* Record excerpts:
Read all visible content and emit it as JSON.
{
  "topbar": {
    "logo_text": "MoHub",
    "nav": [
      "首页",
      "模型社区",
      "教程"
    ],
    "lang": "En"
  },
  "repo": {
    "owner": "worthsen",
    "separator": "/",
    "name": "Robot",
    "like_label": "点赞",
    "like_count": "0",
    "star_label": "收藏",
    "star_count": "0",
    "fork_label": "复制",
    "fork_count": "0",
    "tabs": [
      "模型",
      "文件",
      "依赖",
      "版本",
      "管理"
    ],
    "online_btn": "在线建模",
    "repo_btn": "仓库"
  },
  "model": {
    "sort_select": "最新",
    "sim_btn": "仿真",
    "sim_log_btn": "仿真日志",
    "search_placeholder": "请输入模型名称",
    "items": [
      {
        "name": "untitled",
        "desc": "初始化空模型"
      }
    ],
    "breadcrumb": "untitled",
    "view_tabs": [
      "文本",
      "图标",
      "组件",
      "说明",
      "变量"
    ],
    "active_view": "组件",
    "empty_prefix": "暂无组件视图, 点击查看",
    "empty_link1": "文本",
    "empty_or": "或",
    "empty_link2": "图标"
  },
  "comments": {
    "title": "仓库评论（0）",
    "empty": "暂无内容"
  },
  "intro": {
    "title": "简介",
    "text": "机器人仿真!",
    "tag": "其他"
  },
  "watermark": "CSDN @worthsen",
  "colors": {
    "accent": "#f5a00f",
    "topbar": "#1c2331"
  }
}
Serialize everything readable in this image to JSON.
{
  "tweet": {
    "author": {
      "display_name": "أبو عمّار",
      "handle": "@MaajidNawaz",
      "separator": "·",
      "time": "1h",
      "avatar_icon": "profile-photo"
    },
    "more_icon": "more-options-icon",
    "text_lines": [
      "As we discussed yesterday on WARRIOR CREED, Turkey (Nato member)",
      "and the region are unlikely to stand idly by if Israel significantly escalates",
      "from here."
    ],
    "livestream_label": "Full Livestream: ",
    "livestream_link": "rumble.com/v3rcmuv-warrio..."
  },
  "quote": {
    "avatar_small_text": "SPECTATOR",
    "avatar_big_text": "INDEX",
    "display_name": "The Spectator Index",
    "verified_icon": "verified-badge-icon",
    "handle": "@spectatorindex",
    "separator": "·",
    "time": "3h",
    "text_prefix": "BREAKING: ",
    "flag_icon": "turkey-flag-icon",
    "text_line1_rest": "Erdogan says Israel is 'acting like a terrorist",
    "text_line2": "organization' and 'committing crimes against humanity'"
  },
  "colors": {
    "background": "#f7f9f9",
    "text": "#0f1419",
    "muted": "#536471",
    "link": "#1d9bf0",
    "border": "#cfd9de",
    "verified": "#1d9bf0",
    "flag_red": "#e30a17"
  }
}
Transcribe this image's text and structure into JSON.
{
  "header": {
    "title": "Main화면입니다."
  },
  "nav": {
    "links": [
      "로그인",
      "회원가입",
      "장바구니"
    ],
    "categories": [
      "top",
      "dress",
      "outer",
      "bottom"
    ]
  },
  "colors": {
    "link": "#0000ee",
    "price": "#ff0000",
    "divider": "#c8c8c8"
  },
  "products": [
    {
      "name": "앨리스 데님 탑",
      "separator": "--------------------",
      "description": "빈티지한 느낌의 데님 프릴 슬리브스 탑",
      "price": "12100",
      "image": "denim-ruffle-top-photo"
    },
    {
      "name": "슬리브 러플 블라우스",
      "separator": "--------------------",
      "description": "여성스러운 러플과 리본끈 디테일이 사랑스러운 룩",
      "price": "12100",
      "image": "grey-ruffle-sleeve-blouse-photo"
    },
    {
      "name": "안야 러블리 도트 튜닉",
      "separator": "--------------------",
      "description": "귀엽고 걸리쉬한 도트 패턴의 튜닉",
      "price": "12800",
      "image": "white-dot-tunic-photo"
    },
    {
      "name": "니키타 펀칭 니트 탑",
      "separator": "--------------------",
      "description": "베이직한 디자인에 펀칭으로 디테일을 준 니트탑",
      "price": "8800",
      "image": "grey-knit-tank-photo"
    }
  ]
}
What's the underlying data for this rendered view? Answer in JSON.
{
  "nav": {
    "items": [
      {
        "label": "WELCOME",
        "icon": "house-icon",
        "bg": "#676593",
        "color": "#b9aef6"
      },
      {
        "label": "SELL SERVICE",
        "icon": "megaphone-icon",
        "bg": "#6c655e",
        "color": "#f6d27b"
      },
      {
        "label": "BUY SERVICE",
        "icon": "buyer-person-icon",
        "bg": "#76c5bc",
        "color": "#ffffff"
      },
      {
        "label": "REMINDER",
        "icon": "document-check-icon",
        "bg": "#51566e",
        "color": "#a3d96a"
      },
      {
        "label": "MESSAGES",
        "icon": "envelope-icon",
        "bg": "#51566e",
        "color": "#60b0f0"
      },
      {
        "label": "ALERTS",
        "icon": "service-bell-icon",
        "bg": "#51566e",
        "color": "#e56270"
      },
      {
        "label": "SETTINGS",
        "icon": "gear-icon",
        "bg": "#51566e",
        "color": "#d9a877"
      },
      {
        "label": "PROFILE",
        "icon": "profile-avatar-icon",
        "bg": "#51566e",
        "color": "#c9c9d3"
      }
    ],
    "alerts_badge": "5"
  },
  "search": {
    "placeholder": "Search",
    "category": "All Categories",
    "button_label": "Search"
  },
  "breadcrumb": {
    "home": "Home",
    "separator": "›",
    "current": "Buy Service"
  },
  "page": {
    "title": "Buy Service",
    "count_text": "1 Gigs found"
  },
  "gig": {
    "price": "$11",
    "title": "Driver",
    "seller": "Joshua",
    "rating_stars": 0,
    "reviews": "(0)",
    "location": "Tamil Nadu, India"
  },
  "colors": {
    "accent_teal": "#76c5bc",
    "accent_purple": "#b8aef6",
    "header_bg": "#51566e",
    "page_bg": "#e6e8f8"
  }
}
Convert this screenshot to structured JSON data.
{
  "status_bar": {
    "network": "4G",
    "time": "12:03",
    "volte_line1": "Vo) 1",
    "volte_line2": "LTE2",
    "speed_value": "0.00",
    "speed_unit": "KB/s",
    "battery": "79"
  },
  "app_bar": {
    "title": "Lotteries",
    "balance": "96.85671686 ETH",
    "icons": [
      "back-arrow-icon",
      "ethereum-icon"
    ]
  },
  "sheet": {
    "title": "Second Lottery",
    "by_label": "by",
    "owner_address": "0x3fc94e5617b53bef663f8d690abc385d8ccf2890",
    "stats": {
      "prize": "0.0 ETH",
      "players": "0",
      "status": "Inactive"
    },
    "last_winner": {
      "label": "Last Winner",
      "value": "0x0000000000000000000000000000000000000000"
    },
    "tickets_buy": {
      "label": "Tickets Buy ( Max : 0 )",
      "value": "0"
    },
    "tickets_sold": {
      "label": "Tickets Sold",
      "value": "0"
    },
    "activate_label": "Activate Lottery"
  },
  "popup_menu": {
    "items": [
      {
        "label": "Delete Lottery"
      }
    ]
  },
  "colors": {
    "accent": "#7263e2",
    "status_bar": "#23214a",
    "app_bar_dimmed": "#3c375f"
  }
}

* Direction: Copy out every line from the material above in which the word "this" appears.

* Exercise output:
Serialize everything readable in this image to JSON.
Transcribe this image's text and structure into JSON.
What's the underlying data for this rendered view? Answer in JSON.
Convert this screenshot to structured JSON data.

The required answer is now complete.